─── Dataset extract ───

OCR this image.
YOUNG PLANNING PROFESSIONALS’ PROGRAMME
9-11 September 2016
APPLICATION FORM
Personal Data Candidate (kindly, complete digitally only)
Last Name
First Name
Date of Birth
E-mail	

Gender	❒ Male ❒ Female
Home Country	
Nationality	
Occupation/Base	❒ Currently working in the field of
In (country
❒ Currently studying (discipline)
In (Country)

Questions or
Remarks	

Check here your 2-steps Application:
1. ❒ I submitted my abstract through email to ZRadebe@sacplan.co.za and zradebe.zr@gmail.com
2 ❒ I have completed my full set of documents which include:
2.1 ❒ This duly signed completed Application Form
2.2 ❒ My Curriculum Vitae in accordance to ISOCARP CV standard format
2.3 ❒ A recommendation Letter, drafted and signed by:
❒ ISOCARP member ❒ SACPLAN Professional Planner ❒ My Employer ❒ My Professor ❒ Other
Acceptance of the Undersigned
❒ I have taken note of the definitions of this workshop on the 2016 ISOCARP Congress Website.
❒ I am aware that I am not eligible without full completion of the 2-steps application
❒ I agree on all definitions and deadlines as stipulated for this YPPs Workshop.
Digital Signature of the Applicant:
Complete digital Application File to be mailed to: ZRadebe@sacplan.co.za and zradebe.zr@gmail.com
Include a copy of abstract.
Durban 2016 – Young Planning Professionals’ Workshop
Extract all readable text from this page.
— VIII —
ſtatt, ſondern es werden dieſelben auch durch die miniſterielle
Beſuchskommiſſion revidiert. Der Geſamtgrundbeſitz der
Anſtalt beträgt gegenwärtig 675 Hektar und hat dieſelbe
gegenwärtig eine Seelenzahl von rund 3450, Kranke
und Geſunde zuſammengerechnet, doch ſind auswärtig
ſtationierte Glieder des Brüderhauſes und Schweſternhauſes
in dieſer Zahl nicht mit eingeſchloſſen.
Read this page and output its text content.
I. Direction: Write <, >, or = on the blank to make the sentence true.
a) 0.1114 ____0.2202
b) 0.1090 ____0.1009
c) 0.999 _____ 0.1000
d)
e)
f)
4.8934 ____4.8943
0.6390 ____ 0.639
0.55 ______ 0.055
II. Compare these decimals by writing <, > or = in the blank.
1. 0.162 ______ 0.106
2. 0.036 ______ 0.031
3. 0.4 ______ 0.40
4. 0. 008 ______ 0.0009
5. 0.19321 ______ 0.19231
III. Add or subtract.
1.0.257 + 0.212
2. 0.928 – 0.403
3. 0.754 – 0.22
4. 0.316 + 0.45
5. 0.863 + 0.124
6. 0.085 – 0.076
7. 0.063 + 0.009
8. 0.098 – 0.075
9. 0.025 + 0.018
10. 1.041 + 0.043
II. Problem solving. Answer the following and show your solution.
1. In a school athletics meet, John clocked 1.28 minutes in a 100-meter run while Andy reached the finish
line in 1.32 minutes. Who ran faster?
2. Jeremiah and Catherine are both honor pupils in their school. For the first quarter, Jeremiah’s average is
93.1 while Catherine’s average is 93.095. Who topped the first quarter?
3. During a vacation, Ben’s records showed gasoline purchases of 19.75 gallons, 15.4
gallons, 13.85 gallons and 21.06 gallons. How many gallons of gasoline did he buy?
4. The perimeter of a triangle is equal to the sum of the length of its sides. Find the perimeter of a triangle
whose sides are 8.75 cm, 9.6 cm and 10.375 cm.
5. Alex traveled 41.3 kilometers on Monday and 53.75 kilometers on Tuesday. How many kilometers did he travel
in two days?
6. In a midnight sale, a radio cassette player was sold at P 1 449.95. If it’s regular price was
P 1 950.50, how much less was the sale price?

───

All of the entries must be written out exactly as they stand.

OCR this image.
YOUNG PLANNING PROFESSIONALS’ PROGRAMME
9-11 September 2016
APPLICATION FORM
Personal Data Candidate (kindly, complete digitally only)
Last Name
First Name
Date of Birth
E-mail	

Gender	❒ Male ❒ Female
Home Country	
Nationality	
Occupation/Base	❒ Currently working in the field of
In (country
❒ Currently studying (discipline)
In (Country)

Questions or
Remarks	

Check here your 2-steps Application:
1. ❒ I submitted my abstract through email to ZRadebe@sacplan.co.za and zradebe.zr@gmail.com
2 ❒ I have completed my full set of documents which include:
2.1 ❒ This duly signed completed Application Form
2.2 ❒ My Curriculum Vitae in accordance to ISOCARP CV standard format
2.3 ❒ A recommendation Letter, drafted and signed by:
❒ ISOCARP member ❒ SACPLAN Professional Planner ❒ My Employer ❒ My Professor ❒ Other
Acceptance of the Undersigned
❒ I have taken note of the definitions of this workshop on the 2016 ISOCARP Congress Website.
❒ I am aware that I am not eligible without full completion of the 2-steps application
❒ I agree on all definitions and deadlines as stipulated for this YPPs Workshop.
Digital Signature of the Applicant:
Complete digital Application File to be mailed to: ZRadebe@sacplan.co.za and zradebe.zr@gmail.com
Include a copy of abstract.
Durban 2016 – Young Planning Professionals’ Workshop
Extract all readable text from this page.
— VIII —
ſtatt, ſondern es werden dieſelben auch durch die miniſterielle
Beſuchskommiſſion revidiert. Der Geſamtgrundbeſitz der
Anſtalt beträgt gegenwärtig 675 Hektar und hat dieſelbe
gegenwärtig eine Seelenzahl von rund 3450, Kranke
und Geſunde zuſammengerechnet, doch ſind auswärtig
ſtationierte Glieder des Brüderhauſes und Schweſternhauſes
in dieſer Zahl nicht mit eingeſchloſſen.
Read this page and output its text content.
I. Direction: Write <, >, or = on the blank to make the sentence true.
a) 0.1114 ____0.2202
b) 0.1090 ____0.1009
c) 0.999 _____ 0.1000
d)
e)
f)
4.8934 ____4.8943
0.6390 ____ 0.639
0.55 ______ 0.055
II. Compare these decimals by writing <, > or = in the blank.
1. 0.162 ______ 0.106
2. 0.036 ______ 0.031
3. 0.4 ______ 0.40
4. 0. 008 ______ 0.0009
5. 0.19321 ______ 0.19231
III. Add or subtract.
1.0.257 + 0.212
2. 0.928 – 0.403
3. 0.754 – 0.22
4. 0.316 + 0.45
5. 0.863 + 0.124
6. 0.085 – 0.076
7. 0.063 + 0.009
8. 0.098 – 0.075
9. 0.025 + 0.018
10. 1.041 + 0.043
II. Problem solving. Answer the following and show your solution.
1. In a school athletics meet, John clocked 1.28 minutes in a 100-meter run while Andy reached the finish
line in 1.32 minutes. Who ran faster?
2. Jeremiah and Catherine are both honor pupils in their school. For the first quarter, Jeremiah’s average is
93.1 while Catherine’s average is 93.095. Who topped the first quarter?
3. During a vacation, Ben’s records showed gasoline purchases of 19.75 gallons, 15.4
gallons, 13.85 gallons and 21.06 gallons. How many gallons of gasoline did he buy?
4. The perimeter of a triangle is equal to the sum of the length of its sides. Find the perimeter of a triangle
whose sides are 8.75 cm, 9.6 cm and 10.375 cm.
5. Alex traveled 41.3 kilometers on Monday and 53.75 kilometers on Tuesday. How many kilometers did he travel
in two days?
6. In a midnight sale, a radio cassette player was sold at P 1 449.95. If it’s regular price was
P 1 950.50, how much less was the sale price?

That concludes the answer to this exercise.